§ **THE PROBLEM**: Reproduce all of the data below without alteration; exclude every picture.

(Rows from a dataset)
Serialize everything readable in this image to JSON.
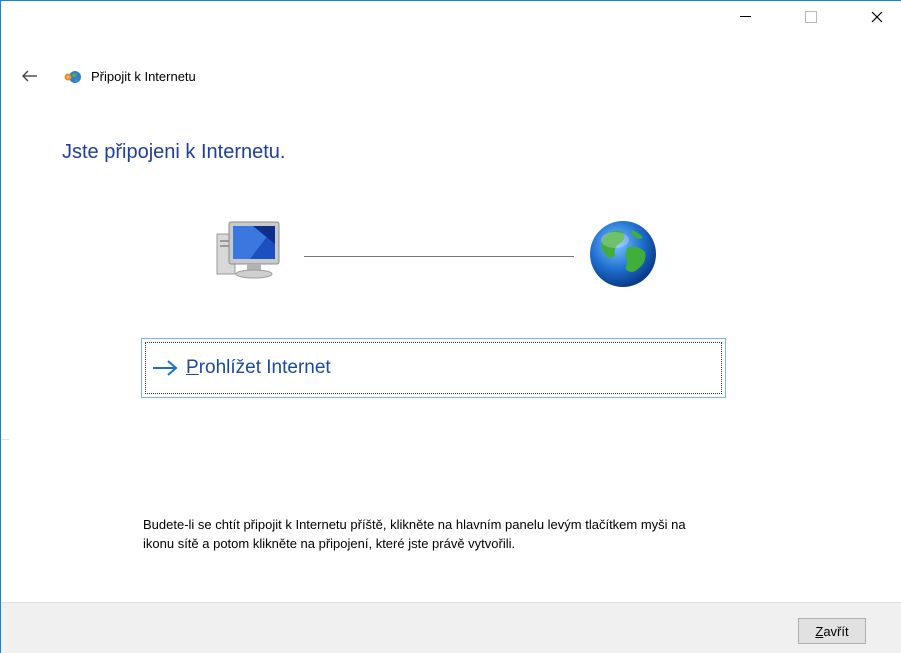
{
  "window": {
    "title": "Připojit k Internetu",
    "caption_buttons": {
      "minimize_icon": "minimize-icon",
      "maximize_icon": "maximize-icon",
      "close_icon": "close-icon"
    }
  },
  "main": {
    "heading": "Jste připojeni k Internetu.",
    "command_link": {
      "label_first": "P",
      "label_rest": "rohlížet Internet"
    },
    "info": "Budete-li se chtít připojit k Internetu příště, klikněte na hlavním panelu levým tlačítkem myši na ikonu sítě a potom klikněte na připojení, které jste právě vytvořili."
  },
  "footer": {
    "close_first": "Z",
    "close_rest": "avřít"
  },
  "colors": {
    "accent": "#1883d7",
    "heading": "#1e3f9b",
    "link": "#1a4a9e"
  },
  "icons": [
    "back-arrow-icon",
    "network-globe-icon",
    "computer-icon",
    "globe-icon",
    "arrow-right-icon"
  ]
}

§ **FINAL RESULT**:
Serialize everything readable in this image to JSON.
{
  "window": {
    "title": "Připojit k Internetu",
    "caption_buttons": {
      "minimize_icon": "minimize-icon",
      "maximize_icon": "maximize-icon",
      "close_icon": "close-icon"
    }
  },
  "main": {
    "heading": "Jste připojeni k Internetu.",
    "command_link": {
      "label_first": "P",
      "label_rest": "rohlížet Internet"
    },
    "info": "Budete-li se chtít připojit k Internetu příště, klikněte na hlavním panelu levým tlačítkem myši na ikonu sítě a potom klikněte na připojení, které jste právě vytvořili."
  },
  "footer": {
    "close_first": "Z",
    "close_rest": "avřít"
  },
  "colors": {
    "accent": "#1883d7",
    "heading": "#1e3f9b",
    "link": "#1a4a9e"
  },
  "icons": [
    "back-arrow-icon",
    "network-globe-icon",
    "computer-icon",
    "globe-icon",
    "arrow-right-icon"
  ]
}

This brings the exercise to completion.